● **Given task**: Locate the word "Backhefe" in the material, then show every line that holds it.

Records from a collection of figures
▬▬▬
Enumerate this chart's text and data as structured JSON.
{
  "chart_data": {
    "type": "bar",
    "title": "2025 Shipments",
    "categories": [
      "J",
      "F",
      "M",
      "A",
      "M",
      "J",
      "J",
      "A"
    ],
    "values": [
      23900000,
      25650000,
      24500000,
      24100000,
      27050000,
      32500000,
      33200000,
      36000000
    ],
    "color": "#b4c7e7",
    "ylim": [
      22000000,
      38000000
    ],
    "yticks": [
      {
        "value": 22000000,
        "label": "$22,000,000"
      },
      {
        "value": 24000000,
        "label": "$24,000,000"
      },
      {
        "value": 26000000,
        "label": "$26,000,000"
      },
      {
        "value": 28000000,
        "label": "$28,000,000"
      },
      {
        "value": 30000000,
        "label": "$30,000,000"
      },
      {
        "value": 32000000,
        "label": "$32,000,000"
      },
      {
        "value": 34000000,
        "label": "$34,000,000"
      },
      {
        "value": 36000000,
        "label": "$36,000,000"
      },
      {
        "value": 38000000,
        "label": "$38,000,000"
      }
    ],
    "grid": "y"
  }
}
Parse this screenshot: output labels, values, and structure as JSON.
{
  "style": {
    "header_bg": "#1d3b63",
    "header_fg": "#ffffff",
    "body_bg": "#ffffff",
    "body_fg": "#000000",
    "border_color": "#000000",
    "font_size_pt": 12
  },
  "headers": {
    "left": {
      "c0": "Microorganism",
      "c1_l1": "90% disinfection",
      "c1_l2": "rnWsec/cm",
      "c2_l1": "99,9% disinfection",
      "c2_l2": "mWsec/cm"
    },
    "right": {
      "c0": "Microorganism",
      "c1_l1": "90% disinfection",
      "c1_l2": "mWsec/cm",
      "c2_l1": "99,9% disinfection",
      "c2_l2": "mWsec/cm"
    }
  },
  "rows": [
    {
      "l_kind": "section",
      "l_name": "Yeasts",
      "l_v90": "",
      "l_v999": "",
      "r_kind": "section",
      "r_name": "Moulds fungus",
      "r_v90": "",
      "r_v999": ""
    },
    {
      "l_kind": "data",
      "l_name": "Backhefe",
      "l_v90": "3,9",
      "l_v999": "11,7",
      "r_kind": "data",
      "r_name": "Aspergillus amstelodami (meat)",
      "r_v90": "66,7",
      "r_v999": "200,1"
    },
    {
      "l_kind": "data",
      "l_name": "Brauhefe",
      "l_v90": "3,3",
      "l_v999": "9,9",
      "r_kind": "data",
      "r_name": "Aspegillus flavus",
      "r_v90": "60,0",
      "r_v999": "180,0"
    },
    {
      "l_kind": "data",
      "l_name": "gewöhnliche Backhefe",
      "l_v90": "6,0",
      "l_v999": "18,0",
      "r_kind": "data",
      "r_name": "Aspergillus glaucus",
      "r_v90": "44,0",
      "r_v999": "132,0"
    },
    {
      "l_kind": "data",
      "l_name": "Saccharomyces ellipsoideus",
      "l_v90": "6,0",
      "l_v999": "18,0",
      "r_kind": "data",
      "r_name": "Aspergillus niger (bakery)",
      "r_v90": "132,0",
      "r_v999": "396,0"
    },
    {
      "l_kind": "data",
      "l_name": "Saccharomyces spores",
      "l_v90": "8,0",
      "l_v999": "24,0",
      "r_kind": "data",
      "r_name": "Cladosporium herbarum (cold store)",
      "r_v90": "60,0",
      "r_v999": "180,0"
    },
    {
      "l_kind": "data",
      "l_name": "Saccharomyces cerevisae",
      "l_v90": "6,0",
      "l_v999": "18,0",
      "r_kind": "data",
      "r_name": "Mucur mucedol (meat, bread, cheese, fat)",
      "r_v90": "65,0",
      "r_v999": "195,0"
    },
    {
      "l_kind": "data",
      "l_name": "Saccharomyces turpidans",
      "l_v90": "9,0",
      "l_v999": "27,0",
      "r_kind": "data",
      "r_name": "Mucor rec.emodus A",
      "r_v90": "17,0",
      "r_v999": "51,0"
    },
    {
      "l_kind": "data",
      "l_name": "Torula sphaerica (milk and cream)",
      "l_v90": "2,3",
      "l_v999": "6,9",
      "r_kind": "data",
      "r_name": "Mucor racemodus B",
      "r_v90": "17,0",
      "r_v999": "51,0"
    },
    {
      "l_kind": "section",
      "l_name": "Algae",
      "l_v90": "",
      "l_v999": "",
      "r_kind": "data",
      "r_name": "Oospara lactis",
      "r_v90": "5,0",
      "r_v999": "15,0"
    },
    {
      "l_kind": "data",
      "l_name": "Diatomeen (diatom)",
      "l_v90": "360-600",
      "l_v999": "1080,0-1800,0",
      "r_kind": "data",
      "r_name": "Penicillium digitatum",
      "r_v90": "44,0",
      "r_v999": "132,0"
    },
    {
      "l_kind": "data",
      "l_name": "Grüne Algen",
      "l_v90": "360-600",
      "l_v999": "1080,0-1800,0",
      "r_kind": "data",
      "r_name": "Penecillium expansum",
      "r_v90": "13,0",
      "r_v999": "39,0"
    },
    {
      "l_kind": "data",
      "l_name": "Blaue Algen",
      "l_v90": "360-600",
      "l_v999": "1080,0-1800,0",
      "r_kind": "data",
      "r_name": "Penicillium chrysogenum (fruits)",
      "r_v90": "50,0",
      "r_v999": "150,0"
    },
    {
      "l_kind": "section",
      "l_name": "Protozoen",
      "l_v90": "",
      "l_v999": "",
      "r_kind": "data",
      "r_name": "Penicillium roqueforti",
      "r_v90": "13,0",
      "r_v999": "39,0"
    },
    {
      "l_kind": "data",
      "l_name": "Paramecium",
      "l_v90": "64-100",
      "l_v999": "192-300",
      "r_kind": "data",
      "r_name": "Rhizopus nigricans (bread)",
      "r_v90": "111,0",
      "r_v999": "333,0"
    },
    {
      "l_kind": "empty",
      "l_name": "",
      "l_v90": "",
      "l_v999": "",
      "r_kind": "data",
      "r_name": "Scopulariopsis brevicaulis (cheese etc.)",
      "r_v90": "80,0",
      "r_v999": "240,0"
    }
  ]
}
▬▬▬
● **Answer to this exercise**:
      "l_name": "Backhefe",
      "l_name": "gewöhnliche Backhefe",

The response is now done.